▸ **TO DO**: Find how many lines of the listing include the string "Limit", and report only that figure.

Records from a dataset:
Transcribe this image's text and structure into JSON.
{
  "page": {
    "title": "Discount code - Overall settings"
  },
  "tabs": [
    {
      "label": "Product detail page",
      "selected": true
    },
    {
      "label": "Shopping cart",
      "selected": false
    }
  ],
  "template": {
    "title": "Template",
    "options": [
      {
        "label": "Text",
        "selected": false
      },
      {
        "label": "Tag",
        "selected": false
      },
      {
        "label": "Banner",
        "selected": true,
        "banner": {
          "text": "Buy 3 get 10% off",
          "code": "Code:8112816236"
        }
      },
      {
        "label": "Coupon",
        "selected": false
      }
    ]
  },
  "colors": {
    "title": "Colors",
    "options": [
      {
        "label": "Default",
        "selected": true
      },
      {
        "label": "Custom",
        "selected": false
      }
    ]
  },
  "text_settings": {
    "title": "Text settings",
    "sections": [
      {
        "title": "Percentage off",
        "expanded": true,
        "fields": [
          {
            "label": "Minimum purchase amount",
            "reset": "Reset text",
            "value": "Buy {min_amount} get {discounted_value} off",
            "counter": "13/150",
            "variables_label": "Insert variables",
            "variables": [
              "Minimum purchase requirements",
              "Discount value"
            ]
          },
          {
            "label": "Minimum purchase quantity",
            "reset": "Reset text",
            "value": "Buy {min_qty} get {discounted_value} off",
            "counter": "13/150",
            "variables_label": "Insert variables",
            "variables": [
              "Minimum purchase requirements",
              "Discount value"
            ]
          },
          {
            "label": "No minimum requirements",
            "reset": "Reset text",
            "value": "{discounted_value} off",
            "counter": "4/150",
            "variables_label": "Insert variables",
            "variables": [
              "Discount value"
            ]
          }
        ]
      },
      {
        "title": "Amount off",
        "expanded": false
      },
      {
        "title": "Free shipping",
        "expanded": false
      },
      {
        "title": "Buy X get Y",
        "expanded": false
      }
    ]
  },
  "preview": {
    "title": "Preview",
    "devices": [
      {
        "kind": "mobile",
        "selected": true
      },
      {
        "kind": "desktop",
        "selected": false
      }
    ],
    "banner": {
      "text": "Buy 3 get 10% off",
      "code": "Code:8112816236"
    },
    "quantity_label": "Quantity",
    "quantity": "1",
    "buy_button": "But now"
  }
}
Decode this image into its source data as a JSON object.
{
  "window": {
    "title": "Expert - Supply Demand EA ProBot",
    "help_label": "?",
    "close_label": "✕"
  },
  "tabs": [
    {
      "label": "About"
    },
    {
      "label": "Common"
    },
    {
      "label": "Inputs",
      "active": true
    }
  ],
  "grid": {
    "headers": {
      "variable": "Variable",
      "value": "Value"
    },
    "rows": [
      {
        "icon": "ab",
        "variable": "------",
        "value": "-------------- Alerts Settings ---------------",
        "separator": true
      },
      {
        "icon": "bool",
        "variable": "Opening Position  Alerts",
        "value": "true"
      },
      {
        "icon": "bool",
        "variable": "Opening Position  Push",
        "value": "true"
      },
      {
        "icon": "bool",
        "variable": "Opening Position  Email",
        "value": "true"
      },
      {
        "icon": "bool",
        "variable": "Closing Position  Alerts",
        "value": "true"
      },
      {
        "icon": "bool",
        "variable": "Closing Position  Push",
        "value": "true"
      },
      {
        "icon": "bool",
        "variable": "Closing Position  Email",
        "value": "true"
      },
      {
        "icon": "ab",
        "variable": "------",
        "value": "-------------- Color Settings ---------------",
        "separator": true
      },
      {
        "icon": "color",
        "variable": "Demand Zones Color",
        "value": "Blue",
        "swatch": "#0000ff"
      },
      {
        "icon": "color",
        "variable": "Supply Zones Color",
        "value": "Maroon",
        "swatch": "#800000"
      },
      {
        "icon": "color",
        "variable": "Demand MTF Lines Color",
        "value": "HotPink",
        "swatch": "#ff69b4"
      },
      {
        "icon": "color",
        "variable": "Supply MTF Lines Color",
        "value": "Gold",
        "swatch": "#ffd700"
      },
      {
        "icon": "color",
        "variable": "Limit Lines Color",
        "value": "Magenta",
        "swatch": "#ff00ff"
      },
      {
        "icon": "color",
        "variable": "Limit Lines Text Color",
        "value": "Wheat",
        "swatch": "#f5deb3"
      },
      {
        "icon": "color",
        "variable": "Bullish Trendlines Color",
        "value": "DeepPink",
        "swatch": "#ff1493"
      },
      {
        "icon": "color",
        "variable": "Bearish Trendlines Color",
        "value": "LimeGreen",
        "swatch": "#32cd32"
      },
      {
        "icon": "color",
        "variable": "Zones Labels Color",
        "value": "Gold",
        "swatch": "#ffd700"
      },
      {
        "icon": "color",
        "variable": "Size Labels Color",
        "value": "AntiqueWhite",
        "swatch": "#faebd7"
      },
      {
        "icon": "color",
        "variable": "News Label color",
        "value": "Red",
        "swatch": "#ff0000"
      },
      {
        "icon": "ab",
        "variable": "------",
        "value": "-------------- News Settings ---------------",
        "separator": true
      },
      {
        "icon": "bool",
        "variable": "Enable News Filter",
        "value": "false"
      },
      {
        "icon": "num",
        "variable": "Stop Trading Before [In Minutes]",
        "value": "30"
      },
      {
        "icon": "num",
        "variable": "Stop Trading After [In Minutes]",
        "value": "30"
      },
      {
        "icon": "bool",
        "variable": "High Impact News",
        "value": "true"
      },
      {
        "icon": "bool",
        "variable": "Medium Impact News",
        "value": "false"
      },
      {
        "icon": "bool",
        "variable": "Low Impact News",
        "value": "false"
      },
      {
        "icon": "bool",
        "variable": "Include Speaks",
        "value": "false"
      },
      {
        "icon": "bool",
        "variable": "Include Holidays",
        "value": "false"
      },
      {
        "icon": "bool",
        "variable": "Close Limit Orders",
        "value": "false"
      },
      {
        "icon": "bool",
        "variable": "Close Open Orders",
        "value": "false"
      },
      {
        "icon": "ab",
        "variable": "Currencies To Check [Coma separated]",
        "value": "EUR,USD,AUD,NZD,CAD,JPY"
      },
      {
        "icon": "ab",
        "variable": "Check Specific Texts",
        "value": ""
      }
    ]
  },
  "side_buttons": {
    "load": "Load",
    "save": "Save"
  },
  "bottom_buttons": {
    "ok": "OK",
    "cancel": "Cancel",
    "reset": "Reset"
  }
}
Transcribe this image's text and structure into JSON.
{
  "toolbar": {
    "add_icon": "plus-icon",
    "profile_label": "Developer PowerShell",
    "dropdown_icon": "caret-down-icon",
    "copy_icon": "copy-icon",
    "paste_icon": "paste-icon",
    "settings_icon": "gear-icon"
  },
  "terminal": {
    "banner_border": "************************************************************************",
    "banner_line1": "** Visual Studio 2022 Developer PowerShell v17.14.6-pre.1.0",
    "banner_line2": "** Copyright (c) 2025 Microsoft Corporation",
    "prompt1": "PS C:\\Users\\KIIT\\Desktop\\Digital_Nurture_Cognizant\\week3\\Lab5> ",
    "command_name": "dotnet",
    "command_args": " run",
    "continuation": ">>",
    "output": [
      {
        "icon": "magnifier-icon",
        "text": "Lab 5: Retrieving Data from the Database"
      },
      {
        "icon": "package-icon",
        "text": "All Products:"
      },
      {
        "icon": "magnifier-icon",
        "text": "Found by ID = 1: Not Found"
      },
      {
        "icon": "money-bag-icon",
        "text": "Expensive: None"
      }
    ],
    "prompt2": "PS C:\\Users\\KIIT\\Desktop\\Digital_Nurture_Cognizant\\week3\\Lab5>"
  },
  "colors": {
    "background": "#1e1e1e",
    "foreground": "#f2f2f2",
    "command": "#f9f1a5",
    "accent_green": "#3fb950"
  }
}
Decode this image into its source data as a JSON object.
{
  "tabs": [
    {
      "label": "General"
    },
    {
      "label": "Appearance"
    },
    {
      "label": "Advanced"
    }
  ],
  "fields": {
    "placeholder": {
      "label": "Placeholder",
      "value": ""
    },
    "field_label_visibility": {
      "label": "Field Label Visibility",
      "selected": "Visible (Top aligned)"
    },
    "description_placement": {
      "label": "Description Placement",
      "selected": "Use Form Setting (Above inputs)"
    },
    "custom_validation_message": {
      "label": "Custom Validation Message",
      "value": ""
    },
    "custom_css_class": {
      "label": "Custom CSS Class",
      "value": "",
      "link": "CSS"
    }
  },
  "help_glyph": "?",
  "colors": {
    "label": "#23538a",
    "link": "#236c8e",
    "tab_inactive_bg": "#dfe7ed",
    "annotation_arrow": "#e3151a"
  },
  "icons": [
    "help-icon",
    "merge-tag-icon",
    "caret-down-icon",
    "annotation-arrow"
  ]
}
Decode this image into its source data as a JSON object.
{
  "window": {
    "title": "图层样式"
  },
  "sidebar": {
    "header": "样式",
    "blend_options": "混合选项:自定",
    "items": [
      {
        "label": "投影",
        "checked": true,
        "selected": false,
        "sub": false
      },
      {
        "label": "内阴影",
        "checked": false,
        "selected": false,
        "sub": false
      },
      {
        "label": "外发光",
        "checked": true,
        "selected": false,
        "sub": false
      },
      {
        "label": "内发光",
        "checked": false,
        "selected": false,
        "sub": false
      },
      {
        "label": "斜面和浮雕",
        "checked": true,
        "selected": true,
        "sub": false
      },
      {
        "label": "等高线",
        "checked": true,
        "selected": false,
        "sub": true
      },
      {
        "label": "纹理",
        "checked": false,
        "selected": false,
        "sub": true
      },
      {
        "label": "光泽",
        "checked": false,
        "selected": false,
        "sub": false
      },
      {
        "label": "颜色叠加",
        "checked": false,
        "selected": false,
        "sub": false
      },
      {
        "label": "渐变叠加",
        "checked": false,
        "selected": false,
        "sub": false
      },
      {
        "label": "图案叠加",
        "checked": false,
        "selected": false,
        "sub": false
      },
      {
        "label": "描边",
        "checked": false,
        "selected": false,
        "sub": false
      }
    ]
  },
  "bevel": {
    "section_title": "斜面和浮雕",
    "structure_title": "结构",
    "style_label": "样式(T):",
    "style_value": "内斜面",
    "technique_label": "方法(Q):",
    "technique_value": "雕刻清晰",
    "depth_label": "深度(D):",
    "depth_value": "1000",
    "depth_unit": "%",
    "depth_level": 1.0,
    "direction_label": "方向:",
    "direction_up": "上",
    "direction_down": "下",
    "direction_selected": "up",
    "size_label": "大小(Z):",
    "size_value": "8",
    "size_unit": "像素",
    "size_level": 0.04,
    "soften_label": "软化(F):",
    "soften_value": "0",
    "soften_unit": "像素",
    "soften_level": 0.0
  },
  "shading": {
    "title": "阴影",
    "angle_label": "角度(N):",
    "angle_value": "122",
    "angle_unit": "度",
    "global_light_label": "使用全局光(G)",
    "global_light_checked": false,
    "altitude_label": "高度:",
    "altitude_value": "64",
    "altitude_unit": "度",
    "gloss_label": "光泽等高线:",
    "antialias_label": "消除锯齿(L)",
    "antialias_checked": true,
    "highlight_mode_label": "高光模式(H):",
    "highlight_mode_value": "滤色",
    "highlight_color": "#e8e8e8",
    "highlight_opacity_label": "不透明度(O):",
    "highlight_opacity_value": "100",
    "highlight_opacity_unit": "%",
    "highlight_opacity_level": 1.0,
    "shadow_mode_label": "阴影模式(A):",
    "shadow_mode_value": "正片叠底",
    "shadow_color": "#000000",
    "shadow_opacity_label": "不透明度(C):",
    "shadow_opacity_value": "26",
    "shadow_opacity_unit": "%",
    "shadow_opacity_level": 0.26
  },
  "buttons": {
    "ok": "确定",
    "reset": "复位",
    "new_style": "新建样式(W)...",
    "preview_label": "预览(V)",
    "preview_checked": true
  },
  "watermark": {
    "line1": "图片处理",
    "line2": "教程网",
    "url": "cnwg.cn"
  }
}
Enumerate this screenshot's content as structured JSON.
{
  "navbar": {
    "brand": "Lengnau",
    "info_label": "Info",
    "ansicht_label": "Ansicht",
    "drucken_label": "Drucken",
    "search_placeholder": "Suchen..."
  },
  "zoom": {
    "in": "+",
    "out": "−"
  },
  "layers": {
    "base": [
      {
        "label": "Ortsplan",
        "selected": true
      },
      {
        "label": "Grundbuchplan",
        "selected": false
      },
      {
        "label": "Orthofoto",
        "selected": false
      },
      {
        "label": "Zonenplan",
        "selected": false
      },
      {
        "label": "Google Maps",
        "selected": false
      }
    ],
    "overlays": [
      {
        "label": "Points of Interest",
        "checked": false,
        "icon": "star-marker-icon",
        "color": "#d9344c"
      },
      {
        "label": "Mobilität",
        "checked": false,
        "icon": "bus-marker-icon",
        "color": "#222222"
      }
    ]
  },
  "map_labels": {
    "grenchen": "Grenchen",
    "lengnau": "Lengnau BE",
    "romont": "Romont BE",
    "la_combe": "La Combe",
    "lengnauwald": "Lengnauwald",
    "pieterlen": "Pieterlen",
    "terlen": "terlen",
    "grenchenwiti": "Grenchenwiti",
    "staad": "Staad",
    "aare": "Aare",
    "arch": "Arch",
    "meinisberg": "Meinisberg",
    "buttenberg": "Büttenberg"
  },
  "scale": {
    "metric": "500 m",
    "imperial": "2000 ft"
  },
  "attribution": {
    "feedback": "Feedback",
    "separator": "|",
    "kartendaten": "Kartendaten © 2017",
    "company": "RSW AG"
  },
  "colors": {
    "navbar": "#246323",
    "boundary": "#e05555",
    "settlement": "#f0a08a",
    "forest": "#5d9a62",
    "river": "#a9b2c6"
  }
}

▸ **TASK SOLUTION**: 3